(Stored entries)
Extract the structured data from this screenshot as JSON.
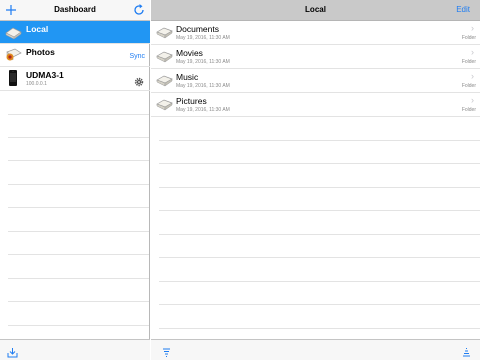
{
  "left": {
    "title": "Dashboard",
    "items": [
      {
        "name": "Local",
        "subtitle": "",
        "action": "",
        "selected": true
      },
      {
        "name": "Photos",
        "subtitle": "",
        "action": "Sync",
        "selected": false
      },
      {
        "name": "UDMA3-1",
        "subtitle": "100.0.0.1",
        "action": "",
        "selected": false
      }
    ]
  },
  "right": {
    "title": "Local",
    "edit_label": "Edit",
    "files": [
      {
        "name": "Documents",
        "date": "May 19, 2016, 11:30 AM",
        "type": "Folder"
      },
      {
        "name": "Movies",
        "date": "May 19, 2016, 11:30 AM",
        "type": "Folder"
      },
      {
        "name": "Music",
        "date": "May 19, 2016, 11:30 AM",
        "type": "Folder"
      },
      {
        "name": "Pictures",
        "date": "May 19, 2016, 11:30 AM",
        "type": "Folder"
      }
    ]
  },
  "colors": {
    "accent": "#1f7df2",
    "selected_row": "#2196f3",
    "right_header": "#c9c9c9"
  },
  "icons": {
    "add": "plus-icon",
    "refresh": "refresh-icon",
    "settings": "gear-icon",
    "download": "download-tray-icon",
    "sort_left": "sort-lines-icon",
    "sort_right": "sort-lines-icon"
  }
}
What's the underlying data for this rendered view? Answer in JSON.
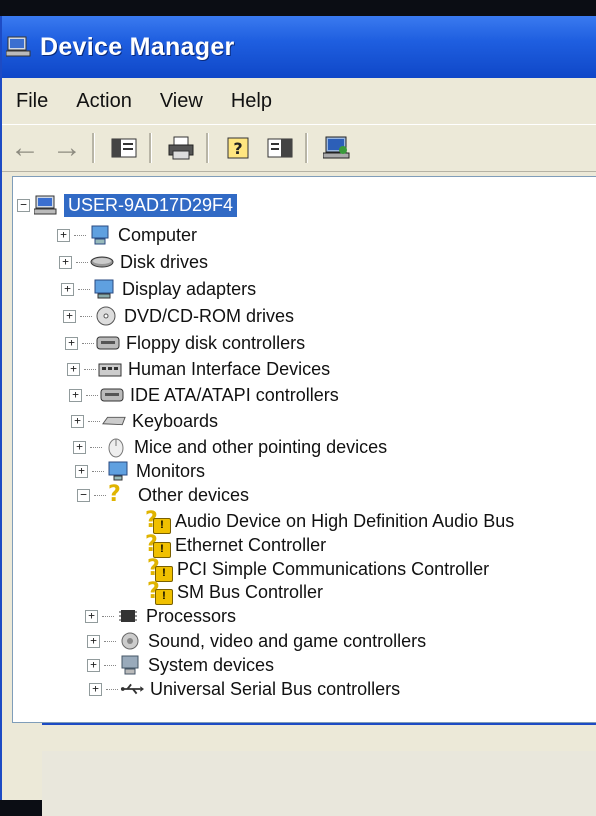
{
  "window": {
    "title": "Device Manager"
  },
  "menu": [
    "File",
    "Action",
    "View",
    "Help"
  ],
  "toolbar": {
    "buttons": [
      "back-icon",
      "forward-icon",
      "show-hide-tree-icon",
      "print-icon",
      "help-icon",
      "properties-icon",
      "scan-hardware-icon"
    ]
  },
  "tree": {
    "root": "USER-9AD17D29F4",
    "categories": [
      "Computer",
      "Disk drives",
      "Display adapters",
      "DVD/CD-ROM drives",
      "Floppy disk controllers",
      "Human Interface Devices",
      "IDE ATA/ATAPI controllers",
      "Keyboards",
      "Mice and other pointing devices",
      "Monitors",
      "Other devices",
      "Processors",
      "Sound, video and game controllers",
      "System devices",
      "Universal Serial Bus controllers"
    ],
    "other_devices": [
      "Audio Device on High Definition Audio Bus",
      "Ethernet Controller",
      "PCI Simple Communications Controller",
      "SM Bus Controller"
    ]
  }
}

Task statement: Pick out each line containing the string "controllers" and copy it.

Task output:
      "Floppy disk controllers",
      "IDE ATA/ATAPI controllers",
      "Sound, video and game controllers",
      "Universal Serial Bus controllers"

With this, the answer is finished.